§ **What you need to do**
Copy each line in the data that includes the word "longer".

##### Material provided #####

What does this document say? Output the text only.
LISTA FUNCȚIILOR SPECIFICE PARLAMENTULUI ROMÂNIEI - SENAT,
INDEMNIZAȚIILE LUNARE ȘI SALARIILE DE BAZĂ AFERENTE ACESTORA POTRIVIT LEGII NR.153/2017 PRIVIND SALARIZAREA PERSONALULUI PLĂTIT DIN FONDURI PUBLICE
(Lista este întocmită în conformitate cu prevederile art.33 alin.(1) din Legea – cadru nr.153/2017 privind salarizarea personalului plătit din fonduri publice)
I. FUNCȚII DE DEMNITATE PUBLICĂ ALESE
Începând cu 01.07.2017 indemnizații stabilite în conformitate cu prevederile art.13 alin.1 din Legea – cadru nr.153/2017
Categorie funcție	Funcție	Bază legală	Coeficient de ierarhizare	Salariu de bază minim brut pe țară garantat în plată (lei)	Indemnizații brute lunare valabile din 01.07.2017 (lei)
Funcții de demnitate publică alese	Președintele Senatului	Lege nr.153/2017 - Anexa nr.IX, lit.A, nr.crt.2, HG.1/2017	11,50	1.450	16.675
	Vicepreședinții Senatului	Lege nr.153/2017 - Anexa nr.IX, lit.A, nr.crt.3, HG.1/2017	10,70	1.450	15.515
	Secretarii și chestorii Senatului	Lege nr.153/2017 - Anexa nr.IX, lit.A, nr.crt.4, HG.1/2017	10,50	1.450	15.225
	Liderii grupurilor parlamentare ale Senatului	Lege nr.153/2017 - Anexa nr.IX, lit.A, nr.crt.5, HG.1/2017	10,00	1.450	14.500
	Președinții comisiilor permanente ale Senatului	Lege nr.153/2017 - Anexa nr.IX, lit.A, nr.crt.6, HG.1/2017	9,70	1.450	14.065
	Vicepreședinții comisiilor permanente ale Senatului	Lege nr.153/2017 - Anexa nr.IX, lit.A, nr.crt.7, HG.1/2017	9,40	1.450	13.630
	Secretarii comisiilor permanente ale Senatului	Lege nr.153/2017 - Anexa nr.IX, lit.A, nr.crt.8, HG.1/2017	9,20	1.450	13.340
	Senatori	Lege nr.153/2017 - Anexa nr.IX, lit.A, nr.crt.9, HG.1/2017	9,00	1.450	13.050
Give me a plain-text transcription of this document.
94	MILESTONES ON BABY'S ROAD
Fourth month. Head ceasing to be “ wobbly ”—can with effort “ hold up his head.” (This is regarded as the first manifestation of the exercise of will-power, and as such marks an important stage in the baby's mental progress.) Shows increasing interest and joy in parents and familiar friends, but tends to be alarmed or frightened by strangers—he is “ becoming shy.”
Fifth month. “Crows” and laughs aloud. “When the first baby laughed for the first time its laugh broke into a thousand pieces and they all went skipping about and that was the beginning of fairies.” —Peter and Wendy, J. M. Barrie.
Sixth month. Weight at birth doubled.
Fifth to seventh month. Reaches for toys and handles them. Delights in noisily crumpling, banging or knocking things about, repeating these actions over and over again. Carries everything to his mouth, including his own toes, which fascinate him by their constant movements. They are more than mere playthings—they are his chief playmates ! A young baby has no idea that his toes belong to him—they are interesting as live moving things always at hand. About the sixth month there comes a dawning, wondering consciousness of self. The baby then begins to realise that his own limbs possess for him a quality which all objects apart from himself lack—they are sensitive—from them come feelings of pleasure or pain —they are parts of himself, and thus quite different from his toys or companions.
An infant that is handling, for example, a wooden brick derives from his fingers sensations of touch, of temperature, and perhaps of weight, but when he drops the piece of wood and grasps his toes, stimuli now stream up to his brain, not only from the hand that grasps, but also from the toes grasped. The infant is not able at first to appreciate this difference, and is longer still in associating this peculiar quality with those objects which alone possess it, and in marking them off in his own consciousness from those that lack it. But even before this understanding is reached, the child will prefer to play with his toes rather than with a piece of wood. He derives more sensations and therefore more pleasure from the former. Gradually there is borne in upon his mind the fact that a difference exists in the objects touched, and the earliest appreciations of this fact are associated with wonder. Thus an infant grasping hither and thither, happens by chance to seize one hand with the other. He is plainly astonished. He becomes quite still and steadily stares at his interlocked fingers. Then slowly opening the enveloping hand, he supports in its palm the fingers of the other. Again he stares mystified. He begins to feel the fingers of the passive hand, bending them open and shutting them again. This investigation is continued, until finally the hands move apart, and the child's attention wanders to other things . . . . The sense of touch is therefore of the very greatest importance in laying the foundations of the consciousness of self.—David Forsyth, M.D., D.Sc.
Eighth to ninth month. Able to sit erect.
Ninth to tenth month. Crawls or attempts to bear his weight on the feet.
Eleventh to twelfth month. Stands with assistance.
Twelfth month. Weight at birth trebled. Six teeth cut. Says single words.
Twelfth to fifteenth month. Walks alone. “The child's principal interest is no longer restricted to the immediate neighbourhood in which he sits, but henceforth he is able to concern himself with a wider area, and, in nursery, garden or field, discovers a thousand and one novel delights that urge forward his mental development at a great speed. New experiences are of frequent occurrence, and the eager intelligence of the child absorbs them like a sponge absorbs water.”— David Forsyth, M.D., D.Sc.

#####

§ **Answer to this problem**
An infant that is handling, for example, a wooden brick derives from his fingers sensations of touch, of temperature, and perhaps of weight, but when he drops the piece of wood and grasps his toes, stimuli now stream up to his brain, not only from the hand that grasps, but also from the toes grasped. The infant is not able at first to appreciate this difference, and is longer still in associating this peculiar quality with those objects which alone possess it, and in marking them off in his own consciousness from those that lack it. But even before this understanding is reached, the child will prefer to play with his toes rather than with a piece of wood. He derives more sensations and therefore more pleasure from the former. Gradually there is borne in upon his mind the fact that a difference exists in the objects touched, and the earliest appreciations of this fact are associated with wonder. Thus an infant grasping hither and thither, happens by chance to seize one hand with the other. He is plainly astonished. He becomes quite still and steadily stares at his interlocked fingers. Then slowly opening the enveloping hand, he supports in its palm the fingers of the other. Again he stares mystified. He begins to feel the fingers of the passive hand, bending them open and shutting them again. This investigation is continued, until finally the hands move apart, and the child's attention wanders to other things . . . . The sense of touch is therefore of the very greatest importance in laying the foundations of the consciousness of self.—David Forsyth, M.D., D.Sc.
Twelfth to fifteenth month. Walks alone. “The child's principal interest is no longer restricted to the immediate neighbourhood in which he sits, but henceforth he is able to concern himself with a wider area, and, in nursery, garden or field, discovers a thousand and one novel delights that urge forward his mental development at a great speed. New experiences are of frequent occurrence, and the eager intelligence of the child absorbs them like a sponge absorbs water.”— David Forsyth, M.D., D.Sc.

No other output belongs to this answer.